Written request:
Repeat every record below exactly as written.

Extracted entries:
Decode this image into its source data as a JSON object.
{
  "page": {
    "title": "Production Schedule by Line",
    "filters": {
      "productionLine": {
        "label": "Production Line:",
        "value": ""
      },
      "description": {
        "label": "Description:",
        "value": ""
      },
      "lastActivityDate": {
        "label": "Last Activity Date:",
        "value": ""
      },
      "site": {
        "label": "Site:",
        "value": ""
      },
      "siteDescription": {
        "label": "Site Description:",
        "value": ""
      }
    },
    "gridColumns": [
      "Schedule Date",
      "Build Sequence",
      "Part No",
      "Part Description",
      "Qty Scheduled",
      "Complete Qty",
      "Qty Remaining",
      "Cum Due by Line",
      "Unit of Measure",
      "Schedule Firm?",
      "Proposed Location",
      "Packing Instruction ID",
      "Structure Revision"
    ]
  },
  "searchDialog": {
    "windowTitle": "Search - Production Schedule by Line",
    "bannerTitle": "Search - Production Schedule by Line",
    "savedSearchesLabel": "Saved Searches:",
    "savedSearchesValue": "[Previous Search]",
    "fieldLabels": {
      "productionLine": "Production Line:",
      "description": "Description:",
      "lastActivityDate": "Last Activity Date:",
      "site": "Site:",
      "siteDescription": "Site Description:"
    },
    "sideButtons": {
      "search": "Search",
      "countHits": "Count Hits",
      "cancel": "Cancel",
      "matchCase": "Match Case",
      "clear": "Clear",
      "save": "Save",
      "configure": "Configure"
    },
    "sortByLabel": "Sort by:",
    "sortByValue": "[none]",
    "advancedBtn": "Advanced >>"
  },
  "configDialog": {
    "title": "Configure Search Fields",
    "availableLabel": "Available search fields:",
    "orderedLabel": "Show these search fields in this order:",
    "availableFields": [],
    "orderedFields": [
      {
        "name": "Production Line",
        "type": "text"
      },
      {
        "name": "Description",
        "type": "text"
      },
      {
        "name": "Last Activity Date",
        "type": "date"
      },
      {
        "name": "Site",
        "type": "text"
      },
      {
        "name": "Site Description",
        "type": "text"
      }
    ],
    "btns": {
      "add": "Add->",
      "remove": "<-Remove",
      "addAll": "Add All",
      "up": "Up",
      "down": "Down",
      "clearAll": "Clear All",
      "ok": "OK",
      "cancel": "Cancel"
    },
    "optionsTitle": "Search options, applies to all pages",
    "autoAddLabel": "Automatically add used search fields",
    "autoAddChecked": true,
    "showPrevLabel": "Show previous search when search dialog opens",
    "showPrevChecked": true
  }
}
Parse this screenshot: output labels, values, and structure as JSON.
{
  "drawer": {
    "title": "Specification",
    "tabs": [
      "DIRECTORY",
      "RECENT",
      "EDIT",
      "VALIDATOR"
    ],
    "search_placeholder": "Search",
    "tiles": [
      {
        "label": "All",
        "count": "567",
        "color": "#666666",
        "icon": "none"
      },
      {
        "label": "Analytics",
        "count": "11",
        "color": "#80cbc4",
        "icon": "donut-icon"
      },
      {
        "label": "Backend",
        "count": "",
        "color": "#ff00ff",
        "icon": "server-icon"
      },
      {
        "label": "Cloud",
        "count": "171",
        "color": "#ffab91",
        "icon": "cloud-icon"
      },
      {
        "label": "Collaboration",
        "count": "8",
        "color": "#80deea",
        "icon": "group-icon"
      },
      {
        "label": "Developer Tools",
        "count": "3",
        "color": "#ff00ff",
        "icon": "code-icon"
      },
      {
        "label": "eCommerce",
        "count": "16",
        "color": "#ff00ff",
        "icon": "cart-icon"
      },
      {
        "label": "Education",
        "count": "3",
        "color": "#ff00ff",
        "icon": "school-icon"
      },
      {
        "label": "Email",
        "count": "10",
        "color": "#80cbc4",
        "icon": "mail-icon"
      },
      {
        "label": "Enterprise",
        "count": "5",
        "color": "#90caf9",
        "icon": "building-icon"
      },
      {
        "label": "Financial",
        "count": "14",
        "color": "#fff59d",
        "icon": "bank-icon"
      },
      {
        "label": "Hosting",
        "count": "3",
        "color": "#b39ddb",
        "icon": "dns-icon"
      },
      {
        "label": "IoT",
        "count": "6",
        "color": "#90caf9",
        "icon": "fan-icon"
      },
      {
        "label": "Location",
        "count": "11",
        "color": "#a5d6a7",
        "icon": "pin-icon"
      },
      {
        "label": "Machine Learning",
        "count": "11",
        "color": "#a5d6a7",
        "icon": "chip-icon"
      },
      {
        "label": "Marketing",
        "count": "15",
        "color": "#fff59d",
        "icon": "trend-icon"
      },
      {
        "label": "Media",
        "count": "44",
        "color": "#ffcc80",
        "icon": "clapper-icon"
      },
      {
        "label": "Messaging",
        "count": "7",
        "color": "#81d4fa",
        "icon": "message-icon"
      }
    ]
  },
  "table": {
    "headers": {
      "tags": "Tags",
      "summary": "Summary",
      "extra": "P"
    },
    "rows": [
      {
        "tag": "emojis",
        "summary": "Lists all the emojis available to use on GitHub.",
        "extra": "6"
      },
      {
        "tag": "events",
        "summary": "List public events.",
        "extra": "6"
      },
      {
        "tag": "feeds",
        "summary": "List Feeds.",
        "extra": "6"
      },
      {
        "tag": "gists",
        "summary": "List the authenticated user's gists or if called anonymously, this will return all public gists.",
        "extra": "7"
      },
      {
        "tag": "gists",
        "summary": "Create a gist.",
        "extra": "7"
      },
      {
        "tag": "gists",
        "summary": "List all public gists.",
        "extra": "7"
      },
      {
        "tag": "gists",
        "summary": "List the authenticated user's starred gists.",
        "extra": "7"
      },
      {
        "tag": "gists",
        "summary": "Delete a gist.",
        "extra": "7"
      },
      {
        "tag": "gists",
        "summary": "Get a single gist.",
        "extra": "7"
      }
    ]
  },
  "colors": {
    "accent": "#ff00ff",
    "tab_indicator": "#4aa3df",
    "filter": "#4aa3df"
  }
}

Task solution:
Decode this image into its source data as a JSON object.
{
  "page": {
    "title": "Production Schedule by Line",
    "filters": {
      "productionLine": {
        "label": "Production Line:",
        "value": ""
      },
      "description": {
        "label": "Description:",
        "value": ""
      },
      "lastActivityDate": {
        "label": "Last Activity Date:",
        "value": ""
      },
      "site": {
        "label": "Site:",
        "value": ""
      },
      "siteDescription": {
        "label": "Site Description:",
        "value": ""
      }
    },
    "gridColumns": [
      "Schedule Date",
      "Build Sequence",
      "Part No",
      "Part Description",
      "Qty Scheduled",
      "Complete Qty",
      "Qty Remaining",
      "Cum Due by Line",
      "Unit of Measure",
      "Schedule Firm?",
      "Proposed Location",
      "Packing Instruction ID",
      "Structure Revision"
    ]
  },
  "searchDialog": {
    "windowTitle": "Search - Production Schedule by Line",
    "bannerTitle": "Search - Production Schedule by Line",
    "savedSearchesLabel": "Saved Searches:",
    "savedSearchesValue": "[Previous Search]",
    "fieldLabels": {
      "productionLine": "Production Line:",
      "description": "Description:",
      "lastActivityDate": "Last Activity Date:",
      "site": "Site:",
      "siteDescription": "Site Description:"
    },
    "sideButtons": {
      "search": "Search",
      "countHits": "Count Hits",
      "cancel": "Cancel",
      "matchCase": "Match Case",
      "clear": "Clear",
      "save": "Save",
      "configure": "Configure"
    },
    "sortByLabel": "Sort by:",
    "sortByValue": "[none]",
    "advancedBtn": "Advanced >>"
  },
  "configDialog": {
    "title": "Configure Search Fields",
    "availableLabel": "Available search fields:",
    "orderedLabel": "Show these search fields in this order:",
    "availableFields": [],
    "orderedFields": [
      {
        "name": "Production Line",
        "type": "text"
      },
      {
        "name": "Description",
        "type": "text"
      },
      {
        "name": "Last Activity Date",
        "type": "date"
      },
      {
        "name": "Site",
        "type": "text"
      },
      {
        "name": "Site Description",
        "type": "text"
      }
    ],
    "btns": {
      "add": "Add->",
      "remove": "<-Remove",
      "addAll": "Add All",
      "up": "Up",
      "down": "Down",
      "clearAll": "Clear All",
      "ok": "OK",
      "cancel": "Cancel"
    },
    "optionsTitle": "Search options, applies to all pages",
    "autoAddLabel": "Automatically add used search fields",
    "autoAddChecked": true,
    "showPrevLabel": "Show previous search when search dialog opens",
    "showPrevChecked": true
  }
}
Parse this screenshot: output labels, values, and structure as JSON.
{
  "drawer": {
    "title": "Specification",
    "tabs": [
      "DIRECTORY",
      "RECENT",
      "EDIT",
      "VALIDATOR"
    ],
    "search_placeholder": "Search",
    "tiles": [
      {
        "label": "All",
        "count": "567",
        "color": "#666666",
        "icon": "none"
      },
      {
        "label": "Analytics",
        "count": "11",
        "color": "#80cbc4",
        "icon": "donut-icon"
      },
      {
        "label": "Backend",
        "count": "",
        "color": "#ff00ff",
        "icon": "server-icon"
      },
      {
        "label": "Cloud",
        "count": "171",
        "color": "#ffab91",
        "icon": "cloud-icon"
      },
      {
        "label": "Collaboration",
        "count": "8",
        "color": "#80deea",
        "icon": "group-icon"
      },
      {
        "label": "Developer Tools",
        "count": "3",
        "color": "#ff00ff",
        "icon": "code-icon"
      },
      {
        "label": "eCommerce",
        "count": "16",
        "color": "#ff00ff",
        "icon": "cart-icon"
      },
      {
        "label": "Education",
        "count": "3",
        "color": "#ff00ff",
        "icon": "school-icon"
      },
      {
        "label": "Email",
        "count": "10",
        "color": "#80cbc4",
        "icon": "mail-icon"
      },
      {
        "label": "Enterprise",
        "count": "5",
        "color": "#90caf9",
        "icon": "building-icon"
      },
      {
        "label": "Financial",
        "count": "14",
        "color": "#fff59d",
        "icon": "bank-icon"
      },
      {
        "label": "Hosting",
        "count": "3",
        "color": "#b39ddb",
        "icon": "dns-icon"
      },
      {
        "label": "IoT",
        "count": "6",
        "color": "#90caf9",
        "icon": "fan-icon"
      },
      {
        "label": "Location",
        "count": "11",
        "color": "#a5d6a7",
        "icon": "pin-icon"
      },
      {
        "label": "Machine Learning",
        "count": "11",
        "color": "#a5d6a7",
        "icon": "chip-icon"
      },
      {
        "label": "Marketing",
        "count": "15",
        "color": "#fff59d",
        "icon": "trend-icon"
      },
      {
        "label": "Media",
        "count": "44",
        "color": "#ffcc80",
        "icon": "clapper-icon"
      },
      {
        "label": "Messaging",
        "count": "7",
        "color": "#81d4fa",
        "icon": "message-icon"
      }
    ]
  },
  "table": {
    "headers": {
      "tags": "Tags",
      "summary": "Summary",
      "extra": "P"
    },
    "rows": [
      {
        "tag": "emojis",
        "summary": "Lists all the emojis available to use on GitHub.",
        "extra": "6"
      },
      {
        "tag": "events",
        "summary": "List public events.",
        "extra": "6"
      },
      {
        "tag": "feeds",
        "summary": "List Feeds.",
        "extra": "6"
      },
      {
        "tag": "gists",
        "summary": "List the authenticated user's gists or if called anonymously, this will return all public gists.",
        "extra": "7"
      },
      {
        "tag": "gists",
        "summary": "Create a gist.",
        "extra": "7"
      },
      {
        "tag": "gists",
        "summary": "List all public gists.",
        "extra": "7"
      },
      {
        "tag": "gists",
        "summary": "List the authenticated user's starred gists.",
        "extra": "7"
      },
      {
        "tag": "gists",
        "summary": "Delete a gist.",
        "extra": "7"
      },
      {
        "tag": "gists",
        "summary": "Get a single gist.",
        "extra": "7"
      }
    ]
  },
  "colors": {
    "accent": "#ff00ff",
    "tab_indicator": "#4aa3df",
    "filter": "#4aa3df"
  }
}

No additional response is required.